Aim of the exercise >>
From the entries below, tally how many lines contain "Rate" and report only that figure.

Data entries >>

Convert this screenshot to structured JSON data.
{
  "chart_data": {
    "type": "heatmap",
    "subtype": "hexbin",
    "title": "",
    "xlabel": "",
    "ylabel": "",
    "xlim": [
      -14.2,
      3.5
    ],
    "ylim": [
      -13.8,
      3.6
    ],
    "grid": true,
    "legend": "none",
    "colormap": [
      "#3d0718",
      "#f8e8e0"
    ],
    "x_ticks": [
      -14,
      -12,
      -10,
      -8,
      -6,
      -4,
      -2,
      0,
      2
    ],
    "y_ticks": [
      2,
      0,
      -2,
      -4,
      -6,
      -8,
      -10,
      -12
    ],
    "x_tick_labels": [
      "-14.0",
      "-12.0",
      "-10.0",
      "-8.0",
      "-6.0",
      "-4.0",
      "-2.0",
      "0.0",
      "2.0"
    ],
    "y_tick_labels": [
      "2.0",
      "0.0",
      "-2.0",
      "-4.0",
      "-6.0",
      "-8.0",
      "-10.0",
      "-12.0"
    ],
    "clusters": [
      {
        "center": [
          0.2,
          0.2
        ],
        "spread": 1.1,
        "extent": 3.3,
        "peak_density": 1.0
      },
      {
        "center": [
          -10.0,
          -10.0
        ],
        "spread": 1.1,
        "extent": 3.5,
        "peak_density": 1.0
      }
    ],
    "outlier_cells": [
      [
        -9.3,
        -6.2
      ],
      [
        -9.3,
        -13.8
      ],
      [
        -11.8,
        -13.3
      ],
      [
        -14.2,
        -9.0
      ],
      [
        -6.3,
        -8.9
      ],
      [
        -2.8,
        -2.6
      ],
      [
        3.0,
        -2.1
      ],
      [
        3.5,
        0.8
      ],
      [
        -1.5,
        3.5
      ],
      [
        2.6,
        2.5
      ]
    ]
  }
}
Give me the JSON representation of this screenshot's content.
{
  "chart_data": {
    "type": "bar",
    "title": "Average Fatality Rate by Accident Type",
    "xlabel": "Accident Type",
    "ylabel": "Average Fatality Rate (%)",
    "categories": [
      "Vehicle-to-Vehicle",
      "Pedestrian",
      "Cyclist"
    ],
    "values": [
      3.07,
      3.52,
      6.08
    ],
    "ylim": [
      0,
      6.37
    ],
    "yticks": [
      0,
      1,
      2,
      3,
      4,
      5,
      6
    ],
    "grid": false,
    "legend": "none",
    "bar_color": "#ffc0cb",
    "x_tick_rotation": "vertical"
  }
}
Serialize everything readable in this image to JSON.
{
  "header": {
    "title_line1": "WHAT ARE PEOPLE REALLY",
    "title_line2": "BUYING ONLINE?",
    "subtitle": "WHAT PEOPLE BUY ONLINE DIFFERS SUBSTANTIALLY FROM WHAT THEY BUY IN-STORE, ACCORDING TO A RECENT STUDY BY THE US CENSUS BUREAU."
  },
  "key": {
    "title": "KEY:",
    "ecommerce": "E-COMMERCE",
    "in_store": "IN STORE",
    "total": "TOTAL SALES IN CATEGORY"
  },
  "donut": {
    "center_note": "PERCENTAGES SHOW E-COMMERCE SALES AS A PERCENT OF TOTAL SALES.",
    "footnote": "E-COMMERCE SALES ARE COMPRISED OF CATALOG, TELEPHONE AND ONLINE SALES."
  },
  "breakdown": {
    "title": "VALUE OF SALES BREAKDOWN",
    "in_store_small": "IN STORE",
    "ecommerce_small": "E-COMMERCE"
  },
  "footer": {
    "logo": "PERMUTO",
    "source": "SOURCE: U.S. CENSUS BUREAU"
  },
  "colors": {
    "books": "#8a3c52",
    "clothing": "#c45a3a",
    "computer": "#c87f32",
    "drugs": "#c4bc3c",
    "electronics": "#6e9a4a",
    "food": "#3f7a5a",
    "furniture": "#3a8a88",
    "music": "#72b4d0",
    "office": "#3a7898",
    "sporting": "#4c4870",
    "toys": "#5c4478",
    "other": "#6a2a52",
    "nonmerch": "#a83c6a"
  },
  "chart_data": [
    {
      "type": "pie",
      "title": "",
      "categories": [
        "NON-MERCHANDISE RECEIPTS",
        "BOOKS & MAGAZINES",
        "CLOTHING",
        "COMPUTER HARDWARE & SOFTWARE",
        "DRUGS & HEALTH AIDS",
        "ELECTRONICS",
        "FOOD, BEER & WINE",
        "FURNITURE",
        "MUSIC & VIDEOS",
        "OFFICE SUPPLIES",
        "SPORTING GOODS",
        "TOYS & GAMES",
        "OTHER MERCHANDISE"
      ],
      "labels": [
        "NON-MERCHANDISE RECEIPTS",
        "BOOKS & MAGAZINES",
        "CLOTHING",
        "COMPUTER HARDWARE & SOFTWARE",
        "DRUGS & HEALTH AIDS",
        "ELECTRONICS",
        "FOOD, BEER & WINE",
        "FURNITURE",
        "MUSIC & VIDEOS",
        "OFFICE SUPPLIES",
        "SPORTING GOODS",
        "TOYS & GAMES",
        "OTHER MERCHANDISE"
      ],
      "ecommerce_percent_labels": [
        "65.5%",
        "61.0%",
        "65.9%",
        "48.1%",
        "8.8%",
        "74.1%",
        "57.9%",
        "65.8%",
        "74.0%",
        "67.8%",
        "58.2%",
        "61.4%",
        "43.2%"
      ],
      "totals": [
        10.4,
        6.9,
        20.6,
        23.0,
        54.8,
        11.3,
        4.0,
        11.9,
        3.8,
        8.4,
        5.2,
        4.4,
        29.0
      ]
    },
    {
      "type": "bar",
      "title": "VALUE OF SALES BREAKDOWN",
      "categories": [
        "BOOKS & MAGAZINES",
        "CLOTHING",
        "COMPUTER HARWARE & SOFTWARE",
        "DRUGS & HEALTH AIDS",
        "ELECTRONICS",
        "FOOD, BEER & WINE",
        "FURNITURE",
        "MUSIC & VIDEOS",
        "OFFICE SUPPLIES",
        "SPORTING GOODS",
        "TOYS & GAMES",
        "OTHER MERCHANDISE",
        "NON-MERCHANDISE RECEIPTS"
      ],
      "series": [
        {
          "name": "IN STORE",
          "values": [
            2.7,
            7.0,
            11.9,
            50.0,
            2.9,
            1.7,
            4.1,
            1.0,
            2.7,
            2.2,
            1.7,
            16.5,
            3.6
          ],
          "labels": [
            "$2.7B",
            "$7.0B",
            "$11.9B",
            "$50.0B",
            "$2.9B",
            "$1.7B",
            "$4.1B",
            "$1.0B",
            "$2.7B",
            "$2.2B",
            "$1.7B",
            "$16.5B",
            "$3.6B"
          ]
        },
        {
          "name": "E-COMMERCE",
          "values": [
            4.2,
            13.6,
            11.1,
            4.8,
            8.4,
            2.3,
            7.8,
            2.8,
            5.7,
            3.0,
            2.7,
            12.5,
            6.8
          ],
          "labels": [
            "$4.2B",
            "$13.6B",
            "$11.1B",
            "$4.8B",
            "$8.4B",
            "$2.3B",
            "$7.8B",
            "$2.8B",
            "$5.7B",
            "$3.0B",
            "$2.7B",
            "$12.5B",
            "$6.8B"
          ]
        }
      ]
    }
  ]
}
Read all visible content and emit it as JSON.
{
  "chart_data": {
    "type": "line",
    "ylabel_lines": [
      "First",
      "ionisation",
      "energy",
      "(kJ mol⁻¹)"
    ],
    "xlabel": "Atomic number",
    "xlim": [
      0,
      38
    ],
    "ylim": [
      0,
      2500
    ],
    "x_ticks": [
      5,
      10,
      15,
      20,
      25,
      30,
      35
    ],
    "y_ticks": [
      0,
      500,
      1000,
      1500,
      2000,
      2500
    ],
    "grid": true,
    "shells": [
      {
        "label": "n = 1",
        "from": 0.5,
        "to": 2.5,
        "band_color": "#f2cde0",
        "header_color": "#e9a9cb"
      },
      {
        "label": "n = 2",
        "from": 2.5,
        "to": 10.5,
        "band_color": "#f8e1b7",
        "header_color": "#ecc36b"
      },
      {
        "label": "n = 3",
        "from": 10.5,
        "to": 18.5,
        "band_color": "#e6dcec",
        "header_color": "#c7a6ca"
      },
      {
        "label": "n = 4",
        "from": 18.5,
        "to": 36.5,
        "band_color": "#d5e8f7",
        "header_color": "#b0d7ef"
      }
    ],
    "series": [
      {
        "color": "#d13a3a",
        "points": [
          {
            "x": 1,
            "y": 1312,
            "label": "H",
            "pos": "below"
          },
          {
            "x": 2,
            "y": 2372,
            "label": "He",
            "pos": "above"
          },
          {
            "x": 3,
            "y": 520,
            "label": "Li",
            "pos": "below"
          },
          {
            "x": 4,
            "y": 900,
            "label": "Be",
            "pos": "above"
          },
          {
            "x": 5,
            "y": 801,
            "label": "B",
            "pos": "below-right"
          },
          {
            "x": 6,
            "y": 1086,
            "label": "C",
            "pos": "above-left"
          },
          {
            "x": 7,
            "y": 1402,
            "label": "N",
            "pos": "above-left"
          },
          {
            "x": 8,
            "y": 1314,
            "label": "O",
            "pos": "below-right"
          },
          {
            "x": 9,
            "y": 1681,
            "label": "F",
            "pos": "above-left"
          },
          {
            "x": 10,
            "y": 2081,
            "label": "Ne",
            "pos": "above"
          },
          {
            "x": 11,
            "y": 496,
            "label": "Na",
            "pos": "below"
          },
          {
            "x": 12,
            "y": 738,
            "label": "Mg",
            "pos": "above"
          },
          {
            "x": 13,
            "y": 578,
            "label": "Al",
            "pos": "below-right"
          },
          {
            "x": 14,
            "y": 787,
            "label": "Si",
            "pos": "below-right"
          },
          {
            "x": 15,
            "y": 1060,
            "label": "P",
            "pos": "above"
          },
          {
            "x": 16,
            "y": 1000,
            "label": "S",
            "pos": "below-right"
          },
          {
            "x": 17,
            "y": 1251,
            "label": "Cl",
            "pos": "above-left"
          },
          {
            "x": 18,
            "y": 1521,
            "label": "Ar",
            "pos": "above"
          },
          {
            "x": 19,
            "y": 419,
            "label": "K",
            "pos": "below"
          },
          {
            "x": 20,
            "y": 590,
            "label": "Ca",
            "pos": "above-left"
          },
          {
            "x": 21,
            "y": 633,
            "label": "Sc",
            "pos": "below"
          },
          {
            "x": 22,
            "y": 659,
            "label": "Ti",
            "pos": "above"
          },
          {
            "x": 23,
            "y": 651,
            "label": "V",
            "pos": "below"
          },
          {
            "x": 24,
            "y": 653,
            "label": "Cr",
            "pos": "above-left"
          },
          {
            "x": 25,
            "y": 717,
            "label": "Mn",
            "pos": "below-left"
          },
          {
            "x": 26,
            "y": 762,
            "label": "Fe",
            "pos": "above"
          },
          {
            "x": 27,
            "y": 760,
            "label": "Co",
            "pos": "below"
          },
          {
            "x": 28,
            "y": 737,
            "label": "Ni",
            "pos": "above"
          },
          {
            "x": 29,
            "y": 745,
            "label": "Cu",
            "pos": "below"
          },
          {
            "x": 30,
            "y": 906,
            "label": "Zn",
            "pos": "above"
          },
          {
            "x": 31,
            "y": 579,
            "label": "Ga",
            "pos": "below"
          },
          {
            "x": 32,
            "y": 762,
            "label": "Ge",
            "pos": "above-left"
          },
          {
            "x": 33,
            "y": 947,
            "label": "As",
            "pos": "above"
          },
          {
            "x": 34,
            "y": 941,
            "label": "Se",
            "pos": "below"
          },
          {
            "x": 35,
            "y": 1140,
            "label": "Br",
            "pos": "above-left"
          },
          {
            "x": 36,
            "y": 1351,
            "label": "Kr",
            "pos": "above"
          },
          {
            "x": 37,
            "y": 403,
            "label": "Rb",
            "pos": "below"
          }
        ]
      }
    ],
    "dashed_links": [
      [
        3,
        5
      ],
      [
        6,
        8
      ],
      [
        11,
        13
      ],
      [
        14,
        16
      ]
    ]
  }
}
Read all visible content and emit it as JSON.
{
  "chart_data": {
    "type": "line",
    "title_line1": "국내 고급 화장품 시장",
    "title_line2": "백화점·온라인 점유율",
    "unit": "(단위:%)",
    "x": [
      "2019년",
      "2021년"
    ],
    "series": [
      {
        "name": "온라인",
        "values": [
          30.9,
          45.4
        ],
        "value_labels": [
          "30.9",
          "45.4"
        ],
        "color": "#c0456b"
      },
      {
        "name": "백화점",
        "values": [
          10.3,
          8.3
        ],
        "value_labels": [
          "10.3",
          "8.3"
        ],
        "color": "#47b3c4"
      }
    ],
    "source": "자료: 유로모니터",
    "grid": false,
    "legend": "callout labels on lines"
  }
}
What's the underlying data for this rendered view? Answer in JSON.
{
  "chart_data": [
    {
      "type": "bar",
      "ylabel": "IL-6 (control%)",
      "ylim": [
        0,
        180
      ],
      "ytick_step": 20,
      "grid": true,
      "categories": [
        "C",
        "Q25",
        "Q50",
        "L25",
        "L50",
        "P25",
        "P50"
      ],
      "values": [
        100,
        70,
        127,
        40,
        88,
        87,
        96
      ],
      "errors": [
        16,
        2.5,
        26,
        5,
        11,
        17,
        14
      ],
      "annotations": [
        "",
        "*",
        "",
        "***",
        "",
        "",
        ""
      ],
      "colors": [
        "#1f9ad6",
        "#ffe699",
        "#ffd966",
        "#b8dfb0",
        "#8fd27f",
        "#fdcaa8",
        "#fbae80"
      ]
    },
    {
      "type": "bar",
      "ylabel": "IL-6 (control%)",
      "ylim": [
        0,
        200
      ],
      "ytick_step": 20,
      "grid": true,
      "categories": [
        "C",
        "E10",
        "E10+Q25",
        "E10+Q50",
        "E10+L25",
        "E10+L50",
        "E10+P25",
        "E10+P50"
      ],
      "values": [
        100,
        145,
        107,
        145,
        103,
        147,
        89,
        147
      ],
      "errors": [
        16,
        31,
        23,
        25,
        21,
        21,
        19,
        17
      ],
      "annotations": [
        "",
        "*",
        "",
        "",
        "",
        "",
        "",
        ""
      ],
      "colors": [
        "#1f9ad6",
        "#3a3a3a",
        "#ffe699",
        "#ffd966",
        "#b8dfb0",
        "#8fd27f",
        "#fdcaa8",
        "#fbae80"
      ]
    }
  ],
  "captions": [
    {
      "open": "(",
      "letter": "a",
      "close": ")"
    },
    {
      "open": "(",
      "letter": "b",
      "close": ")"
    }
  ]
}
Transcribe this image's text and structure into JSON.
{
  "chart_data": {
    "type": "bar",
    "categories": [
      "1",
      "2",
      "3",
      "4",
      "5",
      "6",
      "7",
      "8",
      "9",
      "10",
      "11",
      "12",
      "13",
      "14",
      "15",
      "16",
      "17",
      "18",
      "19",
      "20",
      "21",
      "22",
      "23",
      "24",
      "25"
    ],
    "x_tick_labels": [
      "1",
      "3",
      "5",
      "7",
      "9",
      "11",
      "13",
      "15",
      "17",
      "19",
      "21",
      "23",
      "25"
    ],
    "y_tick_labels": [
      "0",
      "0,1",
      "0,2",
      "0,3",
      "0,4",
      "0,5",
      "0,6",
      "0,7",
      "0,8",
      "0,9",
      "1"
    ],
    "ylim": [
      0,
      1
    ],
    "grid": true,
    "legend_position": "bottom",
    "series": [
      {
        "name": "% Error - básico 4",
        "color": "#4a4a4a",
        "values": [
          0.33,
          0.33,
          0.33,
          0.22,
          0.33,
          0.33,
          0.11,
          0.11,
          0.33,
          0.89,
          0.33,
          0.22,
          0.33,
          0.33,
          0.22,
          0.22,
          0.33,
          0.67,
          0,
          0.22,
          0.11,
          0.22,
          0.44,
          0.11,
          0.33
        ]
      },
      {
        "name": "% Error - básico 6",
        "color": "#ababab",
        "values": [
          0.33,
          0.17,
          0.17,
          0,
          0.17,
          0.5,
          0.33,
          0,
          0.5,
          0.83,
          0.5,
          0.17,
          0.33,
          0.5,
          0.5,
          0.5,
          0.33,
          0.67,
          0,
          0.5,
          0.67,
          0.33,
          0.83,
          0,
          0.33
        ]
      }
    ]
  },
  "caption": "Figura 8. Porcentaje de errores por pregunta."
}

Exercise solution >>
2